In the entries that follow, how many lines contain "用供水事业凝聚人心"? Answer with the number only.

__________________________________________________

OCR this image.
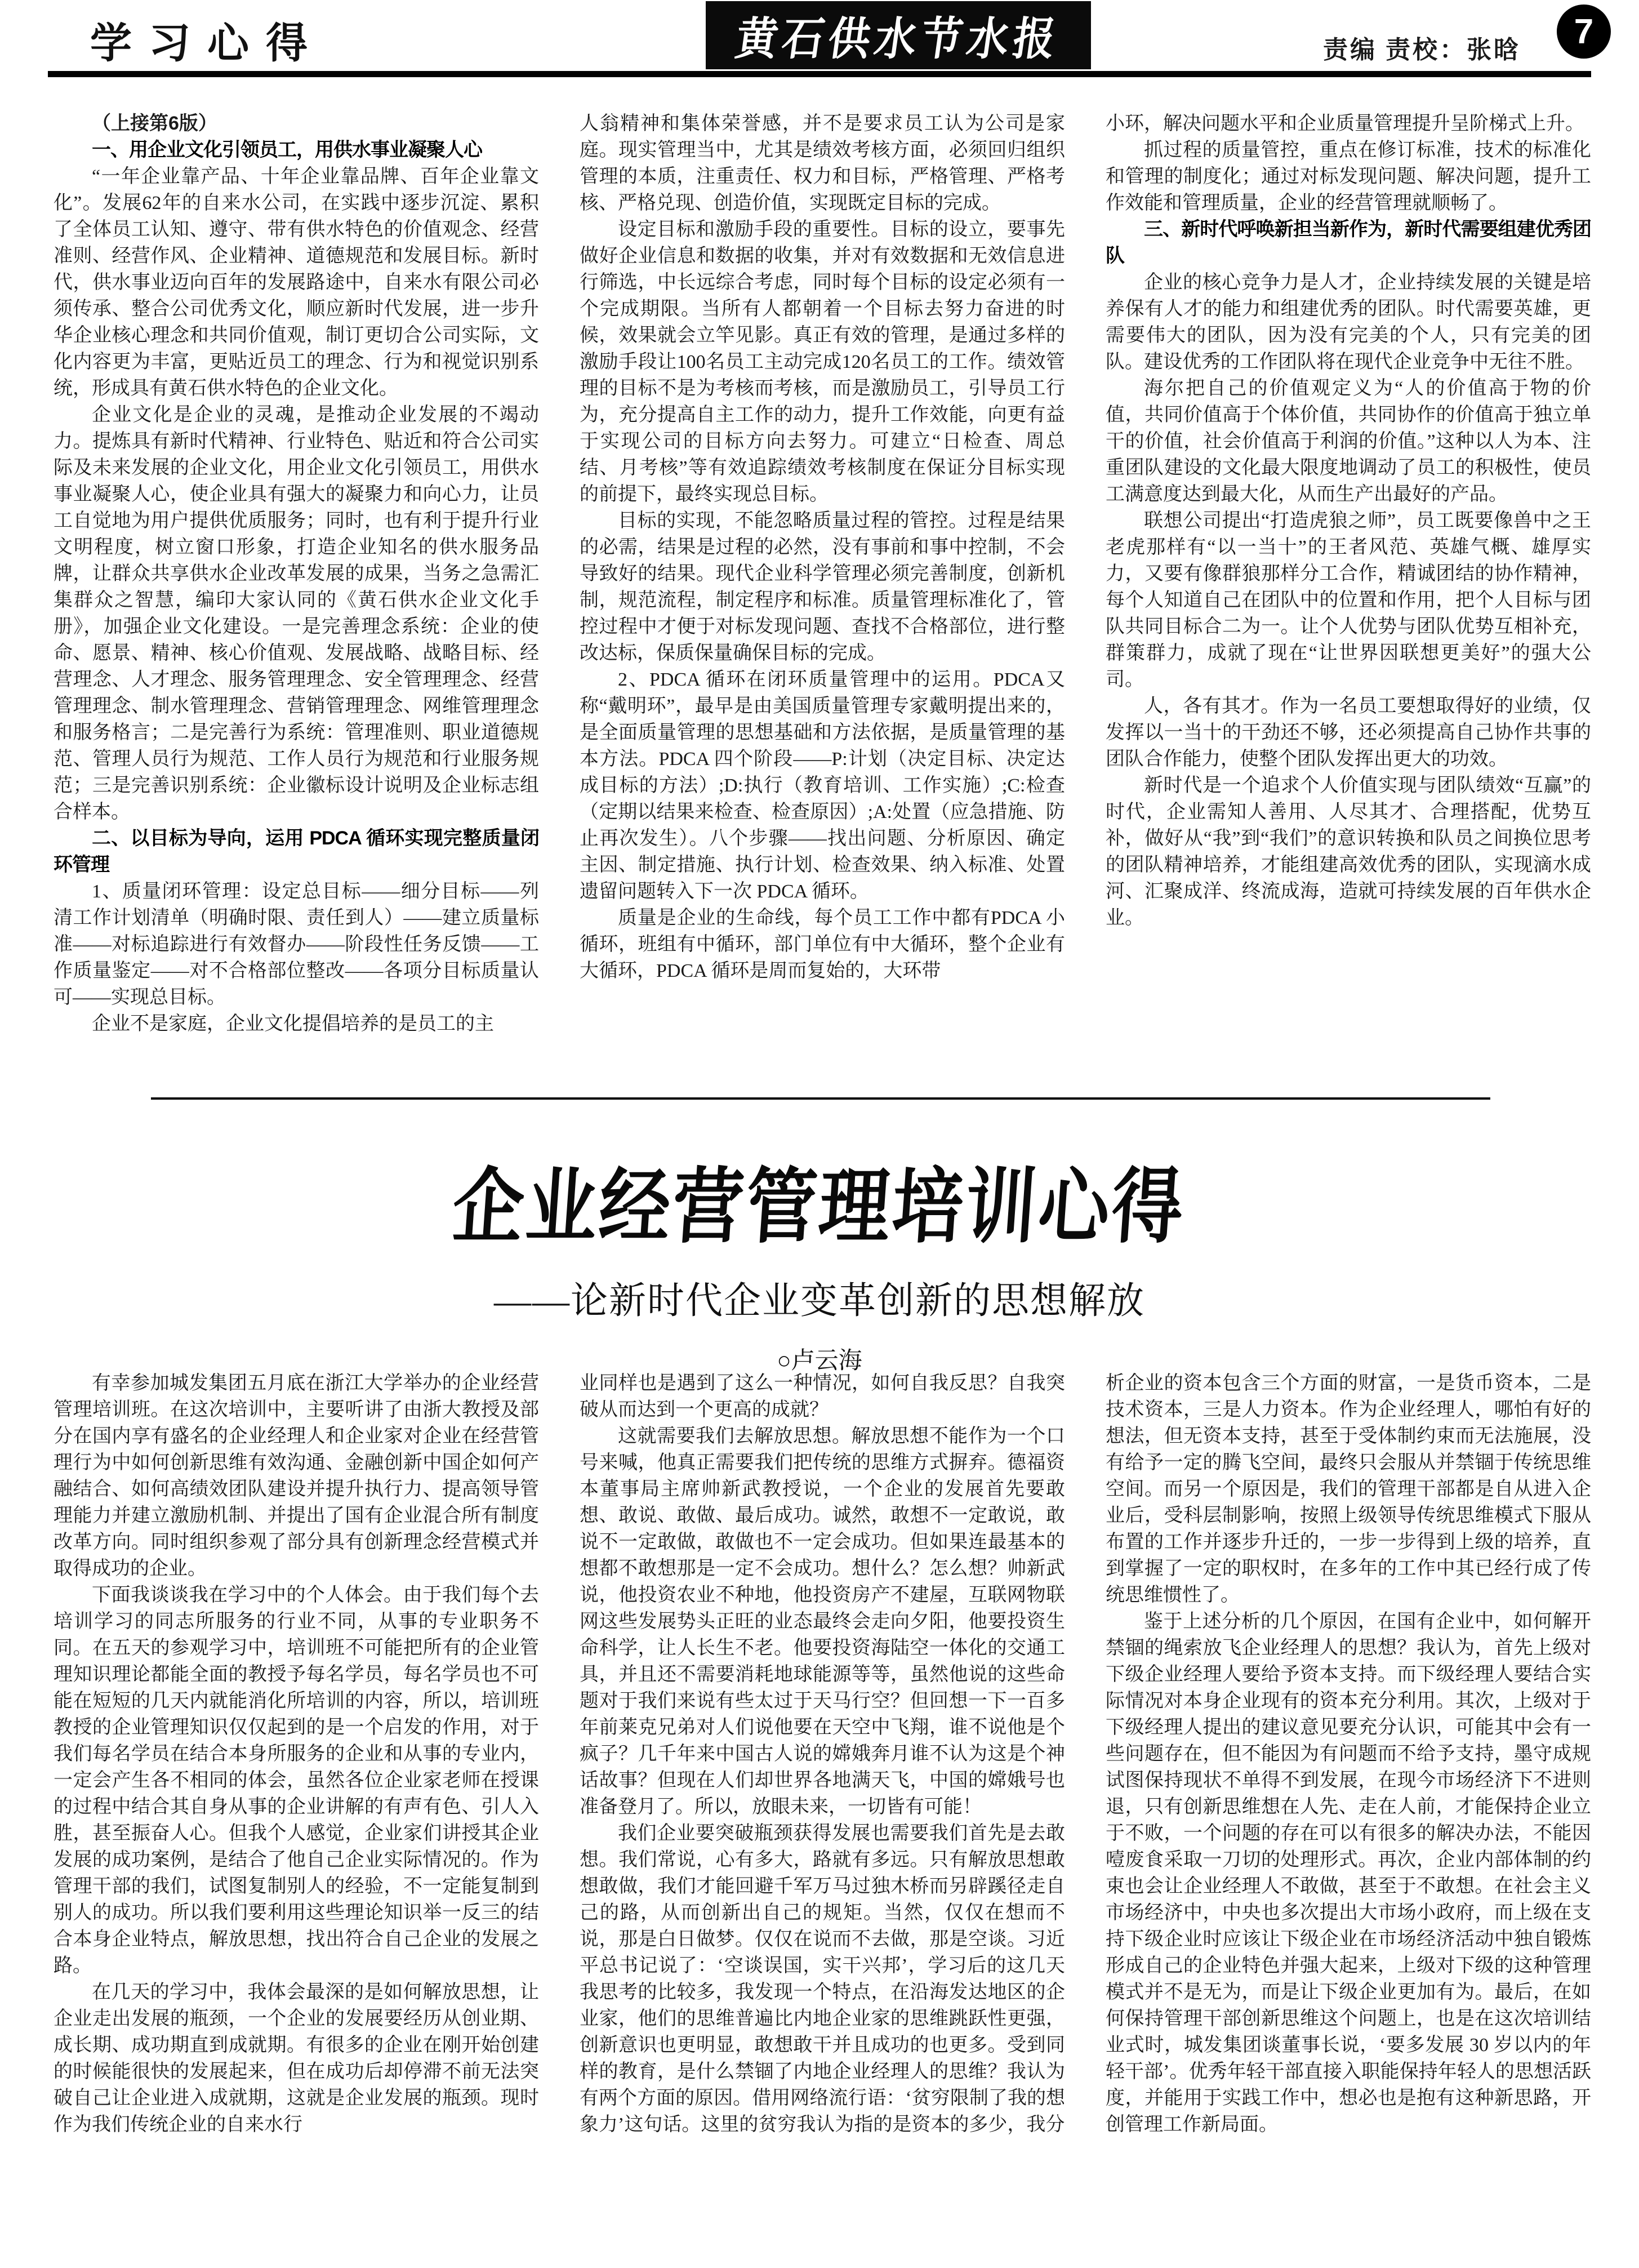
学习心得	黄石供水节水报	责编 责校：张晗	7

（上接第6版）

一、用企业文化引领员工，用供水事业凝聚人心

“一年企业靠产品、十年企业靠品牌、百年企业靠文化”。发展62年的自来水公司，在实践中逐步沉淀、累积了全体员工认知、遵守、带有供水特色的价值观念、经营准则、经营作风、企业精神、道德规范和发展目标。新时代，供水事业迈向百年的发展路途中，自来水有限公司必须传承、整合公司优秀文化，顺应新时代发展，进一步升华企业核心理念和共同价值观，制订更切合公司实际，文化内容更为丰富，更贴近员工的理念、行为和视觉识别系统，形成具有黄石供水特色的企业文化。

企业文化是企业的灵魂，是推动企业发展的不竭动力。提炼具有新时代精神、行业特色、贴近和符合公司实际及未来发展的企业文化，用企业文化引领员工，用供水事业凝聚人心，使企业具有强大的凝聚力和向心力，让员工自觉地为用户提供优质服务；同时，也有利于提升行业文明程度，树立窗口形象，打造企业知名的供水服务品牌，让群众共享供水企业改革发展的成果，当务之急需汇集群众之智慧，编印大家认同的《黄石供水企业文化手册》，加强企业文化建设。一是完善理念系统：企业的使命、愿景、精神、核心价值观、发展战略、战略目标、经营理念、人才理念、服务管理理念、安全管理理念、经营管理理念、制水管理理念、营销管理理念、网维管理理念和服务格言；二是完善行为系统：管理准则、职业道德规范、管理人员行为规范、工作人员行为规范和行业服务规范；三是完善识别系统：企业徽标设计说明及企业标志组合样本。

二、以目标为导向，运用 PDCA 循环实现完整质量闭环管理

1、质量闭环管理：设定总目标——细分目标——列清工作计划清单（明确时限、责任到人）——建立质量标准——对标追踪进行有效督办——阶段性任务反馈——工作质量鉴定——对不合格部位整改——各项分目标质量认可——实现总目标。

企业不是家庭，企业文化提倡培养的是员工的主

人翁精神和集体荣誉感，并不是要求员工认为公司是家庭。现实管理当中，尤其是绩效考核方面，必须回归组织管理的本质，注重责任、权力和目标，严格管理、严格考核、严格兑现、创造价值，实现既定目标的完成。

设定目标和激励手段的重要性。目标的设立，要事先做好企业信息和数据的收集，并对有效数据和无效信息进行筛选，中长远综合考虑，同时每个目标的设定必须有一个完成期限。当所有人都朝着一个目标去努力奋进的时候，效果就会立竿见影。真正有效的管理，是通过多样的激励手段让100名员工主动完成120名员工的工作。绩效管理的目标不是为考核而考核，而是激励员工，引导员工行为，充分提高自主工作的动力，提升工作效能，向更有益于实现公司的目标方向去努力。可建立“日检查、周总结、月考核”等有效追踪绩效考核制度在保证分目标实现的前提下，最终实现总目标。

目标的实现，不能忽略质量过程的管控。过程是结果的必需，结果是过程的必然，没有事前和事中控制，不会导致好的结果。现代企业科学管理必须完善制度，创新机制，规范流程，制定程序和标准。质量管理标准化了，管控过程中才便于对标发现问题、查找不合格部位，进行整改达标，保质保量确保目标的完成。

2、PDCA 循环在闭环质量管理中的运用。PDCA又称“戴明环”，最早是由美国质量管理专家戴明提出来的，是全面质量管理的思想基础和方法依据，是质量管理的基本方法。PDCA 四个阶段——P:计划（决定目标、决定达成目标的方法）;D:执行（教育培训、工作实施）;C:检查（定期以结果来检查、检查原因）;A:处置（应急措施、防止再次发生）。八个步骤——找出问题、分析原因、确定主因、制定措施、执行计划、检查效果、纳入标准、处置遗留问题转入下一次 PDCA 循环。

质量是企业的生命线，每个员工工作中都有PDCA 小循环，班组有中循环，部门单位有中大循环，整个企业有大循环，PDCA 循环是周而复始的，大环带

小环，解决问题水平和企业质量管理提升呈阶梯式上升。

抓过程的质量管控，重点在修订标准，技术的标准化和管理的制度化；通过对标发现问题、解决问题，提升工作效能和管理质量，企业的经营管理就顺畅了。

三、新时代呼唤新担当新作为，新时代需要组建优秀团队

企业的核心竞争力是人才，企业持续发展的关键是培养保有人才的能力和组建优秀的团队。时代需要英雄，更需要伟大的团队，因为没有完美的个人，只有完美的团队。建设优秀的工作团队将在现代企业竞争中无往不胜。

海尔把自己的价值观定义为“人的价值高于物的价值，共同价值高于个体价值，共同协作的价值高于独立单干的价值，社会价值高于利润的价值。”这种以人为本、注重团队建设的文化最大限度地调动了员工的积极性，使员工满意度达到最大化，从而生产出最好的产品。

联想公司提出“打造虎狼之师”，员工既要像兽中之王老虎那样有“以一当十”的王者风范、英雄气概、雄厚实力，又要有像群狼那样分工合作，精诚团结的协作精神，每个人知道自己在团队中的位置和作用，把个人目标与团队共同目标合二为一。让个人优势与团队优势互相补充，群策群力，成就了现在“让世界因联想更美好”的强大公司。

人，各有其才。作为一名员工要想取得好的业绩，仅发挥以一当十的干劲还不够，还必须提高自己协作共事的团队合作能力，使整个团队发挥出更大的功效。

新时代是一个追求个人价值实现与团队绩效“互赢”的时代，企业需知人善用、人尽其才、合理搭配，优势互补，做好从“我”到“我们”的意识转换和队员之间换位思考的团队精神培养，才能组建高效优秀的团队，实现滴水成河、汇聚成洋、终流成海，造就可持续发展的百年供水企业。

企业经营管理培训心得
——论新时代企业变革创新的思想解放
○卢云海

有幸参加城发集团五月底在浙江大学举办的企业经营管理培训班。在这次培训中，主要听讲了由浙大教授及部分在国内享有盛名的企业经理人和企业家对企业在经营管理行为中如何创新思维有效沟通、金融创新中国企如何产融结合、如何高绩效团队建设并提升执行力、提高领导管理能力并建立激励机制、并提出了国有企业混合所有制度改革方向。同时组织参观了部分具有创新理念经营模式并取得成功的企业。

下面我谈谈我在学习中的个人体会。由于我们每个去培训学习的同志所服务的行业不同，从事的专业职务不同。在五天的参观学习中，培训班不可能把所有的企业管理知识理论都能全面的教授予每名学员，每名学员也不可能在短短的几天内就能消化所培训的内容，所以，培训班教授的企业管理知识仅仅起到的是一个启发的作用，对于我们每名学员在结合本身所服务的企业和从事的专业内，一定会产生各不相同的体会，虽然各位企业家老师在授课的过程中结合其自身从事的企业讲解的有声有色、引人入胜，甚至振奋人心。但我个人感觉，企业家们讲授其企业发展的成功案例，是结合了他自己企业实际情况的。作为管理干部的我们，试图复制别人的经验，不一定能复制到别人的成功。所以我们要利用这些理论知识举一反三的结合本身企业特点，解放思想，找出符合自己企业的发展之路。

在几天的学习中，我体会最深的是如何解放思想，让企业走出发展的瓶颈，一个企业的发展要经历从创业期、成长期、成功期直到成就期。有很多的企业在刚开始创建的时候能很快的发展起来，但在成功后却停滞不前无法突破自己让企业进入成就期，这就是企业发展的瓶颈。现时作为我们传统企业的自来水行

业同样也是遇到了这么一种情况，如何自我反思？自我突破从而达到一个更高的成就？

这就需要我们去解放思想。解放思想不能作为一个口号来喊，他真正需要我们把传统的思维方式摒弃。德福资本董事局主席帅新武教授说，一个企业的发展首先要敢想、敢说、敢做、最后成功。诚然，敢想不一定敢说，敢说不一定敢做，敢做也不一定会成功。但如果连最基本的想都不敢想那是一定不会成功。想什么？怎么想？帅新武说，他投资农业不种地，他投资房产不建屋，互联网物联网这些发展势头正旺的业态最终会走向夕阳，他要投资生命科学，让人长生不老。他要投资海陆空一体化的交通工具，并且还不需要消耗地球能源等等，虽然他说的这些命题对于我们来说有些太过于天马行空？但回想一下一百多年前莱克兄弟对人们说他要在天空中飞翔，谁不说他是个疯子？几千年来中国古人说的嫦娥奔月谁不认为这是个神话故事？但现在人们却世界各地满天飞，中国的嫦娥号也准备登月了。所以，放眼未来，一切皆有可能！

我们企业要突破瓶颈获得发展也需要我们首先是去敢想。我们常说，心有多大，路就有多远。只有解放思想敢想敢做，我们才能回避千军万马过独木桥而另辟蹊径走自己的路，从而创新出自己的规矩。当然，仅仅在想而不说，那是白日做梦。仅仅在说而不去做，那是空谈。习近平总书记说了：‘空谈误国，实干兴邦’，学习后的这几天我思考的比较多，我发现一个特点，在沿海发达地区的企业家，他们的思维普遍比内地企业家的思维跳跃性更强，创新意识也更明显，敢想敢干并且成功的也更多。受到同样的教育，是什么禁锢了内地企业经理人的思维？我认为有两个方面的原因。借用网络流行语：‘贫穷限制了我的想象力’这句话。这里的贫穷我认为指的是资本的多少，我分

析企业的资本包含三个方面的财富，一是货币资本，二是技术资本，三是人力资本。作为企业经理人，哪怕有好的想法，但无资本支持，甚至于受体制约束而无法施展，没有给予一定的腾飞空间，最终只会服从并禁锢于传统思维空间。而另一个原因是，我们的管理干部都是自从进入企业后，受科层制影响，按照上级领导传统思维模式下服从布置的工作并逐步升迁的，一步一步得到上级的培养，直到掌握了一定的职权时，在多年的工作中其已经行成了传统思维惯性了。

鉴于上述分析的几个原因，在国有企业中，如何解开禁锢的绳索放飞企业经理人的思想？我认为，首先上级对下级企业经理人要给予资本支持。而下级经理人要结合实际情况对本身企业现有的资本充分利用。其次，上级对于下级经理人提出的建议意见要充分认识，可能其中会有一些问题存在，但不能因为有问题而不给予支持，墨守成规试图保持现状不单得不到发展，在现今市场经济下不进则退，只有创新思维想在人先、走在人前，才能保持企业立于不败，一个问题的存在可以有很多的解决办法，不能因噎废食采取一刀切的处理形式。再次，企业内部体制的约束也会让企业经理人不敢做，甚至于不敢想。在社会主义市场经济中，中央也多次提出大市场小政府，而上级在支持下级企业时应该让下级企业在市场经济活动中独自锻炼形成自己的企业特色并强大起来，上级对下级的这种管理模式并不是无为，而是让下级企业更加有为。最后，在如何保持管理干部创新思维这个问题上，也是在这次培训结业式时，城发集团谈董事长说，‘要多发展 30 岁以内的年轻干部’。优秀年轻干部直接入职能保持年轻人的思想活跃度，并能用于实践工作中，想必也是抱有这种新思路，开创管理工作新局面。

__________________________________________________

EXERCISE SOLUTION –
2